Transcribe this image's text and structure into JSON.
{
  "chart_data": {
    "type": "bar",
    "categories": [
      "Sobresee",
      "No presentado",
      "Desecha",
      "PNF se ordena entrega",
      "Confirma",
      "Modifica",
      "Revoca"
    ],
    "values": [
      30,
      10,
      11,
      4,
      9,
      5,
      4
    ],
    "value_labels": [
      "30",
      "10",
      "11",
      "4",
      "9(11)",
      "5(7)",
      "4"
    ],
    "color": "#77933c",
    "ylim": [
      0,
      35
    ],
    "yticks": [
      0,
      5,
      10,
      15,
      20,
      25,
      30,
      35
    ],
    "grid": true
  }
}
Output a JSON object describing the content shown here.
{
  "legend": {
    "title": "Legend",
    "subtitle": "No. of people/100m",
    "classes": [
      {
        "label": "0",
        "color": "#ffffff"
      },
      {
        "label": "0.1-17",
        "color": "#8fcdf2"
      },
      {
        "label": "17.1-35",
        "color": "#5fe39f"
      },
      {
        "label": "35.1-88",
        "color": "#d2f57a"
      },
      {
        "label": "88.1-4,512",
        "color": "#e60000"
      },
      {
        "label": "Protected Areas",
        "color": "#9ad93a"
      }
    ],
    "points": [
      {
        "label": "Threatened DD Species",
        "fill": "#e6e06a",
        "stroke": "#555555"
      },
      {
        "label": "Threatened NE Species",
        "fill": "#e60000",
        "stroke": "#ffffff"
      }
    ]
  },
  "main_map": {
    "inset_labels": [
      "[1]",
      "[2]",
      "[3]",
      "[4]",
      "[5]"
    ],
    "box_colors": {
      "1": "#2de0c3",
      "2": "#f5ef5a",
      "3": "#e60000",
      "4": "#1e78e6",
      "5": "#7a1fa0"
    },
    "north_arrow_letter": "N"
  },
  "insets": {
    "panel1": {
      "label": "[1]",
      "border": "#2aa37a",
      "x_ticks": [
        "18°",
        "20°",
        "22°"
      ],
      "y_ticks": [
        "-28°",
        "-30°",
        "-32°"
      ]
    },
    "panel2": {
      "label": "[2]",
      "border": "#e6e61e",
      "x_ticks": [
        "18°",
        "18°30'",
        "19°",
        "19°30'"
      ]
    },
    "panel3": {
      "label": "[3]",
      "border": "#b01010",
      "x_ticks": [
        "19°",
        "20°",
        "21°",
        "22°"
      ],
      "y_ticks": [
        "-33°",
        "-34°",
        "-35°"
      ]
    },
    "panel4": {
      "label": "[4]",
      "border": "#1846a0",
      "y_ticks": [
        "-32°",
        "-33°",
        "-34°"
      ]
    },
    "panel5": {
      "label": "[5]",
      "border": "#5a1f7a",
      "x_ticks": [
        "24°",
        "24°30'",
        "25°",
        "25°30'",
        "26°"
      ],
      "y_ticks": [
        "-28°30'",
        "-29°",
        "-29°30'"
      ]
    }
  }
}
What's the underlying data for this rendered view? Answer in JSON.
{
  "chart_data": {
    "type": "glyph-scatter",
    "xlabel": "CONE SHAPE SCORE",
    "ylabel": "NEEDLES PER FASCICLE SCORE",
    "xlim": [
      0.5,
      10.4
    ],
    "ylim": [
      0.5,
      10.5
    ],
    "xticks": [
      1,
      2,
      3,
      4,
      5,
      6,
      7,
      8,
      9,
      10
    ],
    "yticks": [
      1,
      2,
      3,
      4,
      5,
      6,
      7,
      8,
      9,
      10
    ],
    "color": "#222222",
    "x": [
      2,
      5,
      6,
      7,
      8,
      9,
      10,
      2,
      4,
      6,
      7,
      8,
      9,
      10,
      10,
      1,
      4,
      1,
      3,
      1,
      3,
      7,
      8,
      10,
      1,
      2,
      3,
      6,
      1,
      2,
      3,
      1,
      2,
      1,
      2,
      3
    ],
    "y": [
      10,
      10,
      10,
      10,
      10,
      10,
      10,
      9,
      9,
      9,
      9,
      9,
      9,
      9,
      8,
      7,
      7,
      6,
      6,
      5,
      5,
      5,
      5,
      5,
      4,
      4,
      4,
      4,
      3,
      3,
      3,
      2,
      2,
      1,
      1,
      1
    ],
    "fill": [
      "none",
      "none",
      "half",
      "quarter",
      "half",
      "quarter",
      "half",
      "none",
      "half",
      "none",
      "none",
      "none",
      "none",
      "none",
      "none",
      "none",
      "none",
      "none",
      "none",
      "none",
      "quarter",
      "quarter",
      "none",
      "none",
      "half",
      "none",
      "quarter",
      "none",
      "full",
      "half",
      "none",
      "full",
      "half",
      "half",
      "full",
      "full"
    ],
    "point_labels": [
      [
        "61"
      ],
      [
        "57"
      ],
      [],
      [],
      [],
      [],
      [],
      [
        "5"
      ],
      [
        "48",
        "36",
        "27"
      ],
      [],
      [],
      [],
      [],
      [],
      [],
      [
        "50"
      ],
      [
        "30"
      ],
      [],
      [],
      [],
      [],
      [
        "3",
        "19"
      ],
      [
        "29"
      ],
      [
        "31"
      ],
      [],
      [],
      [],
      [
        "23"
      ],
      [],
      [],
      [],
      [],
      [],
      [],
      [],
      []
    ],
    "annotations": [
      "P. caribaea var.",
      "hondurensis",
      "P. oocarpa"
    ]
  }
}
- - -
* _Stated problem_:
Copy and report every line where the word "SCORE" is present.

* _Response_:
    "xlabel": "CONE SHAPE SCORE",
    "ylabel": "NEEDLES PER FASCICLE SCORE",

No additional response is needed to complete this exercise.